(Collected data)

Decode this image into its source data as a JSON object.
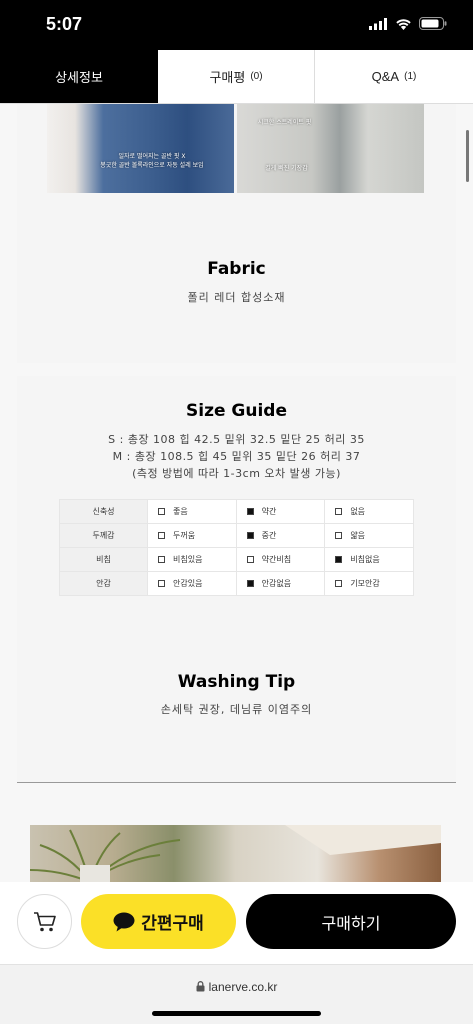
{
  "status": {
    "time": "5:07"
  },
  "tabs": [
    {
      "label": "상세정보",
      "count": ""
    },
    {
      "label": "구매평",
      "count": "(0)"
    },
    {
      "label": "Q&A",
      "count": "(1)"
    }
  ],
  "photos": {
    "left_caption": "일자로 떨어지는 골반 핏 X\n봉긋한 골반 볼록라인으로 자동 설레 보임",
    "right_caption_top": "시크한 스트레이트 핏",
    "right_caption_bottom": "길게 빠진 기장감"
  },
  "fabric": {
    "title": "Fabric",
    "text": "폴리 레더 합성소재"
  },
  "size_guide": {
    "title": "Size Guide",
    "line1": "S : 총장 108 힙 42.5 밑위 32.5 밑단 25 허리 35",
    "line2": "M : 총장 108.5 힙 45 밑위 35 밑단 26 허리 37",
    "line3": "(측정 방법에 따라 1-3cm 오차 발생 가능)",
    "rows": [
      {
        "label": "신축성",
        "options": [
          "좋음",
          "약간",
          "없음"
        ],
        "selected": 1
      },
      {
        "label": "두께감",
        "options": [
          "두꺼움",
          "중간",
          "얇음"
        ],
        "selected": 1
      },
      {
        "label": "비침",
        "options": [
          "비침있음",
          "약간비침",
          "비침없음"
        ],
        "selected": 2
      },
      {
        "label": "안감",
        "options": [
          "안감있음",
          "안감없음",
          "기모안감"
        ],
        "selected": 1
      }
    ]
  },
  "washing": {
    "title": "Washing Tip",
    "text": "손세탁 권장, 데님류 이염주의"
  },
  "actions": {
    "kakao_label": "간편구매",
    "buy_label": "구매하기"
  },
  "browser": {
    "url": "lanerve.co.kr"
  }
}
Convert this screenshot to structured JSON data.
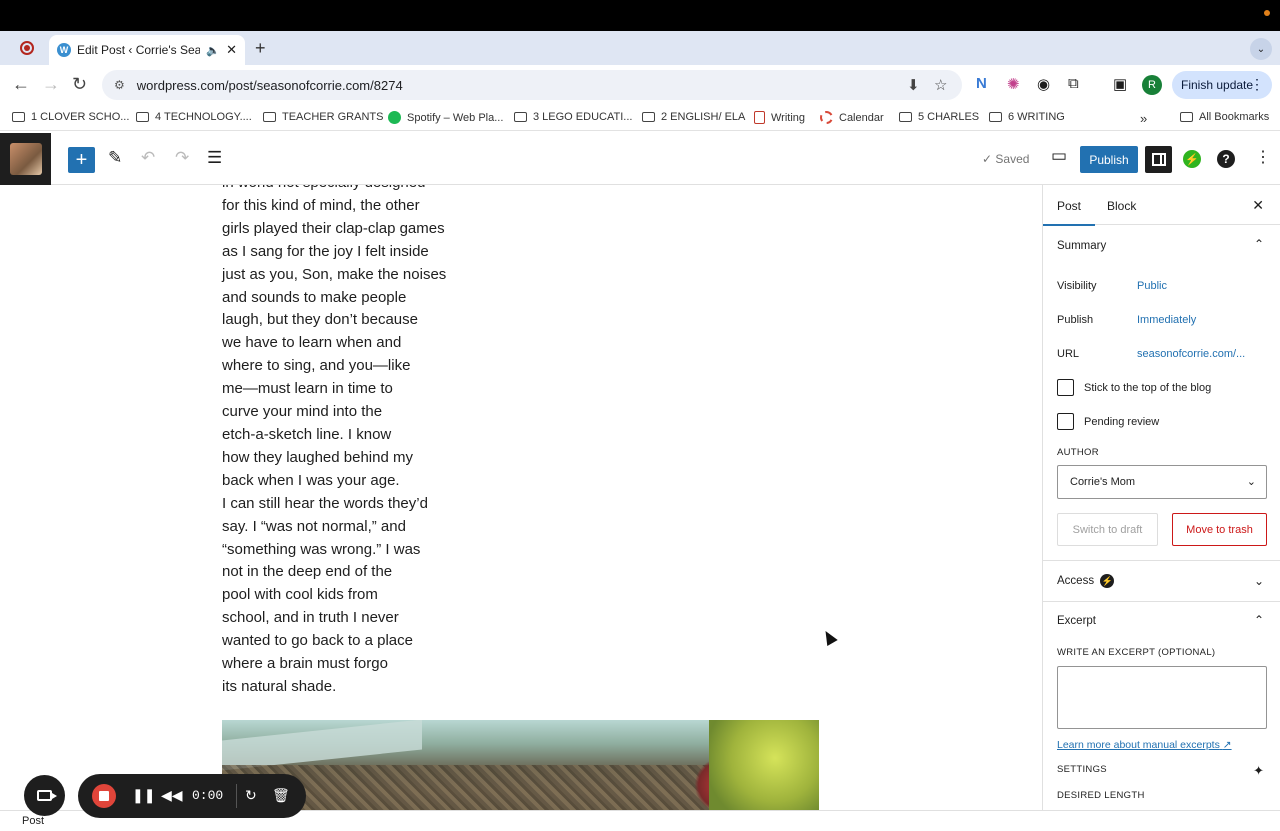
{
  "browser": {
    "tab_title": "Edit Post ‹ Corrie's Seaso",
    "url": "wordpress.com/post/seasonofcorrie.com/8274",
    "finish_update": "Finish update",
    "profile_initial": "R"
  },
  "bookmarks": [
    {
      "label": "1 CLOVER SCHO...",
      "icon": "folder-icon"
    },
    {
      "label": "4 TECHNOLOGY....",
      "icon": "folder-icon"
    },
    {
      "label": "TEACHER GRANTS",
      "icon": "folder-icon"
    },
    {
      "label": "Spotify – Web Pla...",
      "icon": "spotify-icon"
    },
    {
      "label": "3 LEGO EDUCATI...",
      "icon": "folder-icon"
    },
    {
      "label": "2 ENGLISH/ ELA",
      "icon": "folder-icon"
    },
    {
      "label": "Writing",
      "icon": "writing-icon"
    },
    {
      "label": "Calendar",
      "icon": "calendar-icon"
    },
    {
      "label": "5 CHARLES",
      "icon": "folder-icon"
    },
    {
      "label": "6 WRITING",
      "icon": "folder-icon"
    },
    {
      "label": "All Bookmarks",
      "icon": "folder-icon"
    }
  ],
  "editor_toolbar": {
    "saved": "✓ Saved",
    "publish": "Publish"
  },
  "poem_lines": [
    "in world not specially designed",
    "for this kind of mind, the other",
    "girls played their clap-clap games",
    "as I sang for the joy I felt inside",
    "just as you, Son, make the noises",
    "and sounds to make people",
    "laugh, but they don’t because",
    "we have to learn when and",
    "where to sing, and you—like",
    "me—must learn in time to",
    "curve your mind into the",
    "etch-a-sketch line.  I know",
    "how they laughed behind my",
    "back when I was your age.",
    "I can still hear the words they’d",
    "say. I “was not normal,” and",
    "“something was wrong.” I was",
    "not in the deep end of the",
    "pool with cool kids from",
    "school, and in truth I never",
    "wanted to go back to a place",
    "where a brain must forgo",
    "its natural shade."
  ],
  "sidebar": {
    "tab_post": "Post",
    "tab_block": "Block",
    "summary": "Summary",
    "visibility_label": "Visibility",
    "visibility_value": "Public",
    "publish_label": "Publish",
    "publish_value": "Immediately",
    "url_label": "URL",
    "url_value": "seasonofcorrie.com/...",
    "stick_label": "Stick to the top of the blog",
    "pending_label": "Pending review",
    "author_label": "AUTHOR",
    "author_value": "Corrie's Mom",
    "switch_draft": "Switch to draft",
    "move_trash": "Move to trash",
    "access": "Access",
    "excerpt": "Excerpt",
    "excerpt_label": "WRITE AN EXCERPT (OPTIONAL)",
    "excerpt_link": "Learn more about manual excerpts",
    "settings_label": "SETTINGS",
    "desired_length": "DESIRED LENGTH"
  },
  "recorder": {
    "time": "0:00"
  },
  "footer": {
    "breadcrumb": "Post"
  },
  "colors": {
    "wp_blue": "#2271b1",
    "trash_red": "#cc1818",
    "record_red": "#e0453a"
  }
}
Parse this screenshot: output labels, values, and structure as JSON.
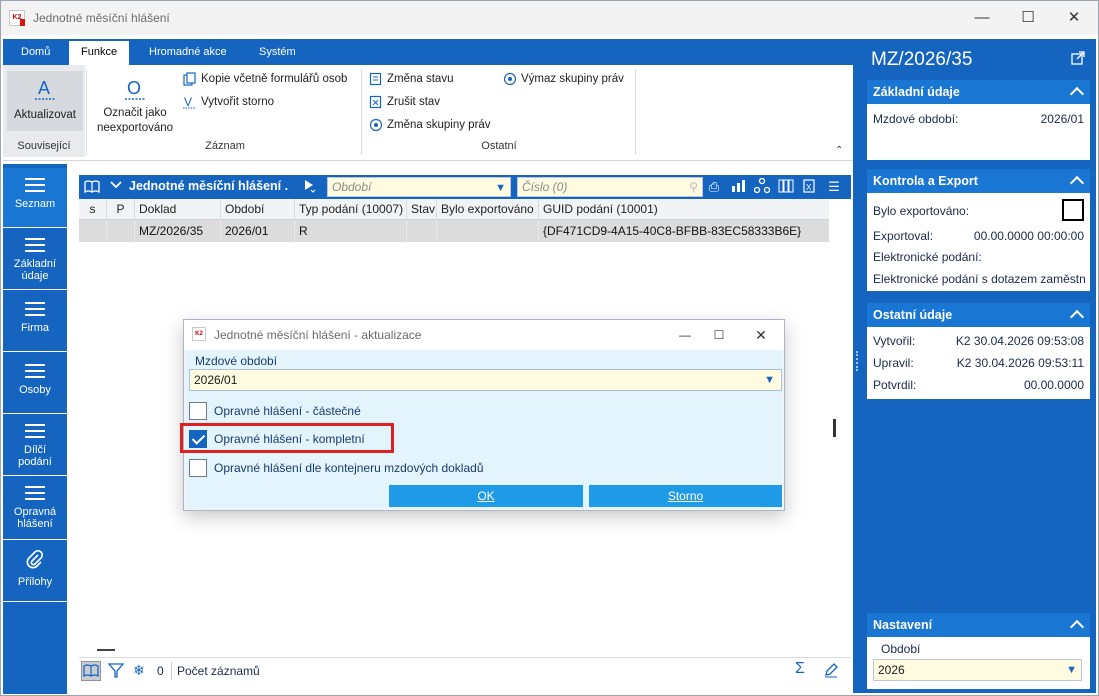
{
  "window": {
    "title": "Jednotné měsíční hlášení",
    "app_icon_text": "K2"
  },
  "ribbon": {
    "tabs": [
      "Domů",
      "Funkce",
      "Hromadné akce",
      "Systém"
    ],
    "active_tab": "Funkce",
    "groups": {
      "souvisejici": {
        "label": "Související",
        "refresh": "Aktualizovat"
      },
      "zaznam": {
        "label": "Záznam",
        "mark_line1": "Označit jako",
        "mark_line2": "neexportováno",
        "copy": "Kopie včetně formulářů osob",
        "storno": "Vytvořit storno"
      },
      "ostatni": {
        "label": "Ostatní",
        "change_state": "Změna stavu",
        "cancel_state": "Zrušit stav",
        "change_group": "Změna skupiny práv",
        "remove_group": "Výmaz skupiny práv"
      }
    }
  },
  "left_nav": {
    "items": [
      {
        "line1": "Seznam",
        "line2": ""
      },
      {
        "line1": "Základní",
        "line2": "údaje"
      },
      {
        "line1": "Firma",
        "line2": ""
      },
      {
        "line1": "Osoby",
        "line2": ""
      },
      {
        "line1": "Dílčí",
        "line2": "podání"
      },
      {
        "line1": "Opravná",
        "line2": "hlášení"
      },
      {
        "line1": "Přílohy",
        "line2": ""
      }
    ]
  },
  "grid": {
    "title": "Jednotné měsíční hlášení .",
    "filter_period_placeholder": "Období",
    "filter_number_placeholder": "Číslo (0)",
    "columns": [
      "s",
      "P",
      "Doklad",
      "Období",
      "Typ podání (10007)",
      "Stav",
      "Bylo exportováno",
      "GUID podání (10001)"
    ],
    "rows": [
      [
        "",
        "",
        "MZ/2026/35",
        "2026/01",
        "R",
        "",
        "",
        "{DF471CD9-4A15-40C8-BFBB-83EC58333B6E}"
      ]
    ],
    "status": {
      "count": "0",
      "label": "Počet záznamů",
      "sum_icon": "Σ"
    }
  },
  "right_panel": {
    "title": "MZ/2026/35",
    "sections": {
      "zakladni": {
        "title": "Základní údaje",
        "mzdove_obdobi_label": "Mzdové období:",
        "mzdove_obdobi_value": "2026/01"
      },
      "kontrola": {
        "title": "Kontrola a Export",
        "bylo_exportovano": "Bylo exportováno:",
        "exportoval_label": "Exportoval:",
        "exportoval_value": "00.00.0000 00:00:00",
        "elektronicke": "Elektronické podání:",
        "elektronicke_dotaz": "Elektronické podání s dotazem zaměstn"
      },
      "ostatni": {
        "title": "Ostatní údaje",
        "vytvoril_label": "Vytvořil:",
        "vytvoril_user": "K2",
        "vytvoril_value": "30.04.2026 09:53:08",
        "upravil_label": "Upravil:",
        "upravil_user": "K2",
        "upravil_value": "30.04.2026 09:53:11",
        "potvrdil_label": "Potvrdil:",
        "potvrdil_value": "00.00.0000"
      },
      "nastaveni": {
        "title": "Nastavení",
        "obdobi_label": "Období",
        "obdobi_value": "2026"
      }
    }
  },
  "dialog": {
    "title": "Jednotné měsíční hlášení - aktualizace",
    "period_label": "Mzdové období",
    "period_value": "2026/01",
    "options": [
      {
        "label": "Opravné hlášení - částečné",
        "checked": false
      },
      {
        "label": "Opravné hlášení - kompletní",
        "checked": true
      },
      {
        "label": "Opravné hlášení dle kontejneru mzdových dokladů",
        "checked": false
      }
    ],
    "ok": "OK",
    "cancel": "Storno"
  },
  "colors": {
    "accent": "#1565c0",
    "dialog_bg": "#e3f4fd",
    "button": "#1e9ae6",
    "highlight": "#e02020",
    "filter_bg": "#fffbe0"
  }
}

### Stated problem
From the listing above, copy every line that holds the string "when".

### Task solution
    "we have to learn when and",
    "back when I was your age.",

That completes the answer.